### WHAT THE TASK REQUIRES
For each line of the data below that holds "meet", copy the line.
*** DATA LISTING
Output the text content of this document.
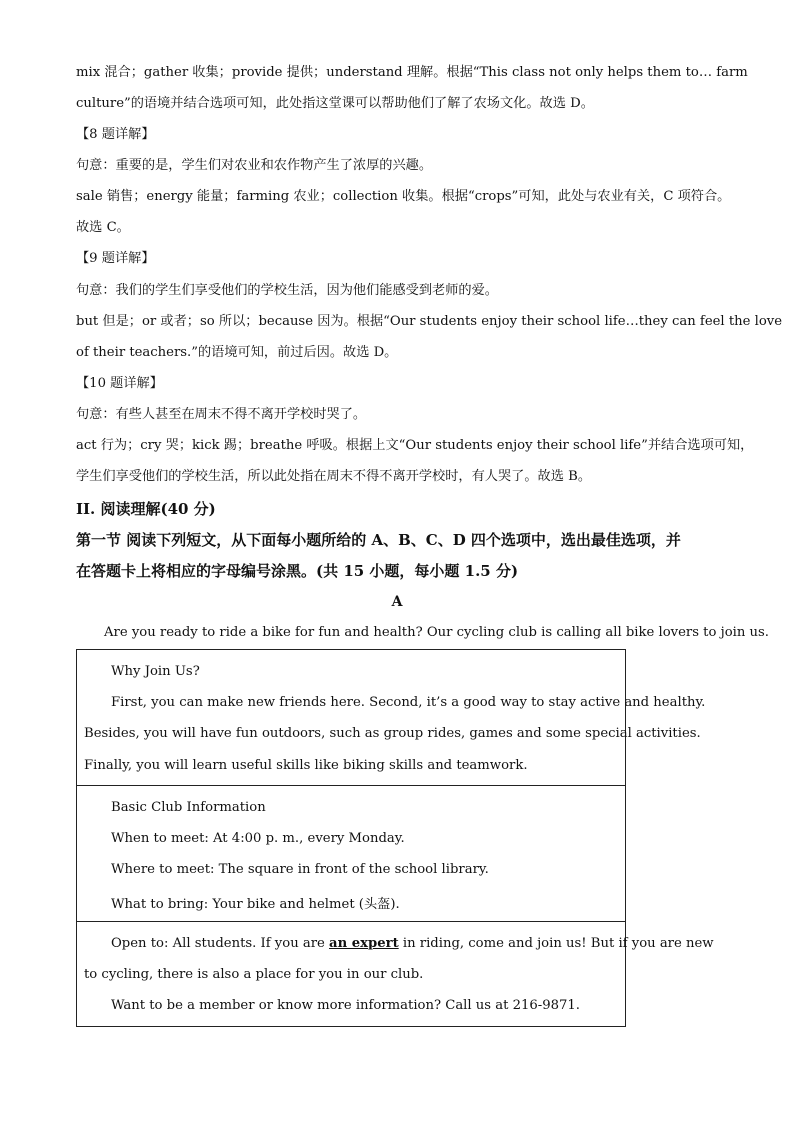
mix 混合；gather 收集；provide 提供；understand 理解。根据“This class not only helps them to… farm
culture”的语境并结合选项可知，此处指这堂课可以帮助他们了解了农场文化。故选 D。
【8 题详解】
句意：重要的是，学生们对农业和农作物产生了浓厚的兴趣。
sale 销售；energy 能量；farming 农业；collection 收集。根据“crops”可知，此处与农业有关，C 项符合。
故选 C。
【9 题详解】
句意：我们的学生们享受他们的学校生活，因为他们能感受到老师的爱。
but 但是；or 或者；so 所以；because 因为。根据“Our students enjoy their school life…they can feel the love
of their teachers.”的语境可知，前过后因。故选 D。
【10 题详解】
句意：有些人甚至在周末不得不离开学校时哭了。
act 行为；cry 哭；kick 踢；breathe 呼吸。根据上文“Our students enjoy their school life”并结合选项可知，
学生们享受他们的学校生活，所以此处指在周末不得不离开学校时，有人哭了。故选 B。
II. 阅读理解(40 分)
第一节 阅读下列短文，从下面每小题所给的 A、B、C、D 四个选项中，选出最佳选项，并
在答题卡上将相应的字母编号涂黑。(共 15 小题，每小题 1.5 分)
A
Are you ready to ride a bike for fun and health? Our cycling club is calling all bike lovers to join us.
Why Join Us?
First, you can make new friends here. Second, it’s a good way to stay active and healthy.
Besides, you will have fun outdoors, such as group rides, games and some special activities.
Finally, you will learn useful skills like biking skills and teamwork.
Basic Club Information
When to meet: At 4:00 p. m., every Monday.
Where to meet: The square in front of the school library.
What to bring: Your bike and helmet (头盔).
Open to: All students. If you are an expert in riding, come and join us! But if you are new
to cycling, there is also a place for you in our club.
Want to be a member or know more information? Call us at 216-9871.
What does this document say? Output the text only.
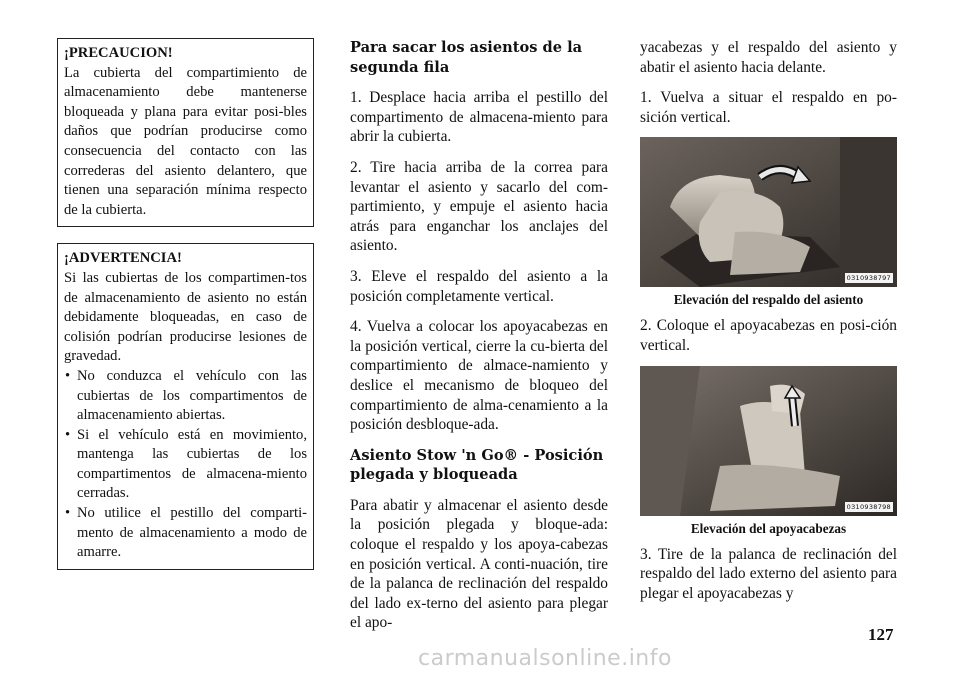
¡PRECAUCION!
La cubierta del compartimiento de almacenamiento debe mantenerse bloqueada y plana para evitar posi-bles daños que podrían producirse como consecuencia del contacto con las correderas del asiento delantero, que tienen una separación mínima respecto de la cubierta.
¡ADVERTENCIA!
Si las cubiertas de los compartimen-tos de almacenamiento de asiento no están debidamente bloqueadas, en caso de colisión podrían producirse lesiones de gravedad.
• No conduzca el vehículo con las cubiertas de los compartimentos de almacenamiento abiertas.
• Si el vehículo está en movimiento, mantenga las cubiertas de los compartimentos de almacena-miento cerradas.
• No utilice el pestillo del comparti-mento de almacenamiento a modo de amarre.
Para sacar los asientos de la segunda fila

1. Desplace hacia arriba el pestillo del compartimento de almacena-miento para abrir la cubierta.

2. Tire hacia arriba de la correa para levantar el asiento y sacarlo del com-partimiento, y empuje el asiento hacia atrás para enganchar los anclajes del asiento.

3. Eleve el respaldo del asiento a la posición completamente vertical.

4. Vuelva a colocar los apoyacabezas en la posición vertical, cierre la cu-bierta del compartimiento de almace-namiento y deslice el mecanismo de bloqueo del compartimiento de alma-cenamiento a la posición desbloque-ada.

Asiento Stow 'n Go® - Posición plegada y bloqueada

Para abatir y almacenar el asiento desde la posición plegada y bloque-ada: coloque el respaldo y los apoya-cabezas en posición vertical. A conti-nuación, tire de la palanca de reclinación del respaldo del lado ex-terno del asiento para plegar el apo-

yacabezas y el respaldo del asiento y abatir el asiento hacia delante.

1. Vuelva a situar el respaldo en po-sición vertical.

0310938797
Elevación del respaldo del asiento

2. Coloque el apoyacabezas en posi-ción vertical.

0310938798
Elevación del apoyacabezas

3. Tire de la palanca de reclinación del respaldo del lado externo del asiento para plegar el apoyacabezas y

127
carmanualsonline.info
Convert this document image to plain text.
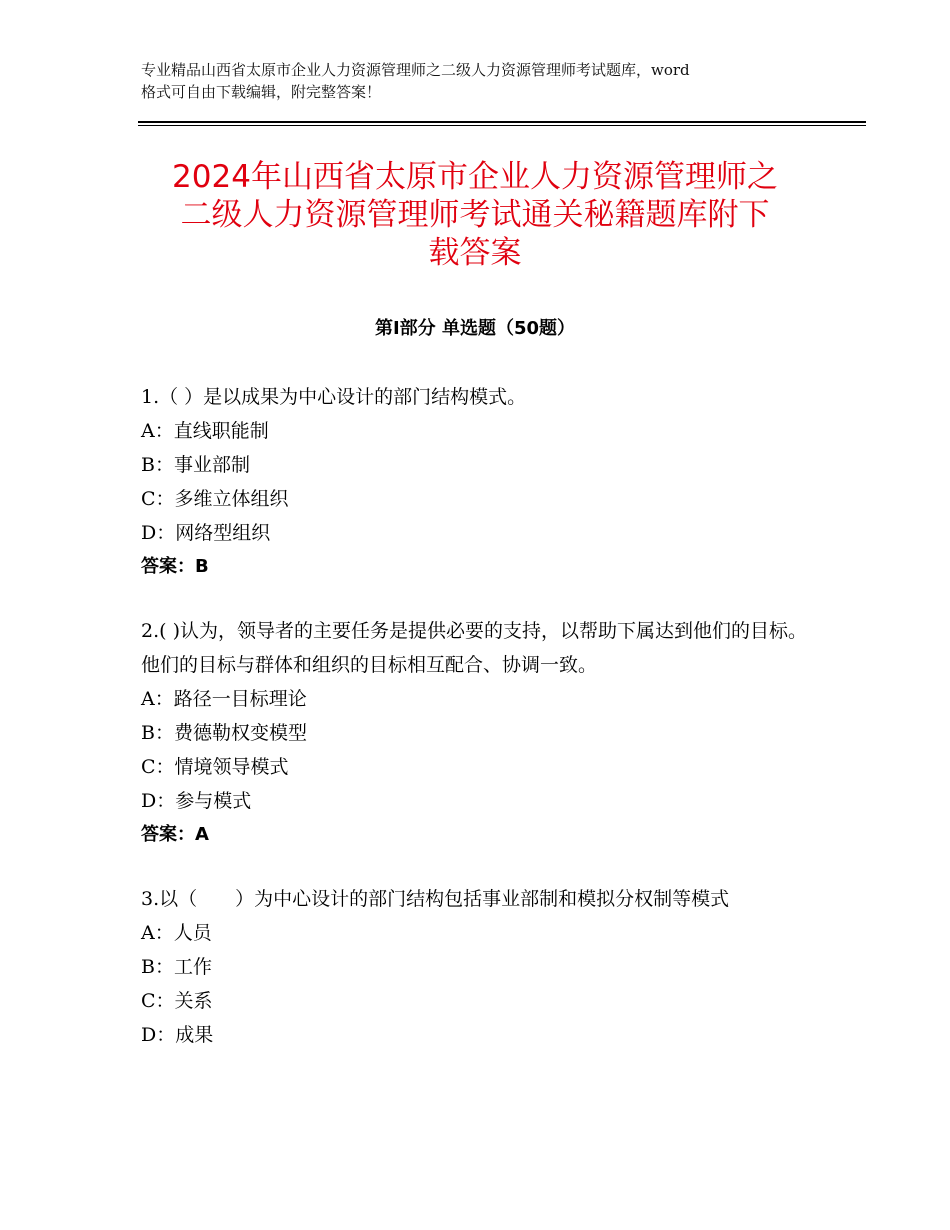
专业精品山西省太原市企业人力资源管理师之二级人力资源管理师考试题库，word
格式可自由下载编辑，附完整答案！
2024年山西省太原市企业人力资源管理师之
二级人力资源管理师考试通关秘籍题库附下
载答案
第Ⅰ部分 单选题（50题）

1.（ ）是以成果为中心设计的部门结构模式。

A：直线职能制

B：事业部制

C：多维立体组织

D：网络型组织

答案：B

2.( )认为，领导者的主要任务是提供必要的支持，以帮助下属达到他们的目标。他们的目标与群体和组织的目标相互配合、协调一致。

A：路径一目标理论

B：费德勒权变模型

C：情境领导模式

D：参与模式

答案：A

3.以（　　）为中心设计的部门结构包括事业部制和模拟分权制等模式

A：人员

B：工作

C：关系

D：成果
******
### WORKED SOLUTION
When to meet: At 4:00 p. m., every Monday.
Where to meet: The square in front of the school library.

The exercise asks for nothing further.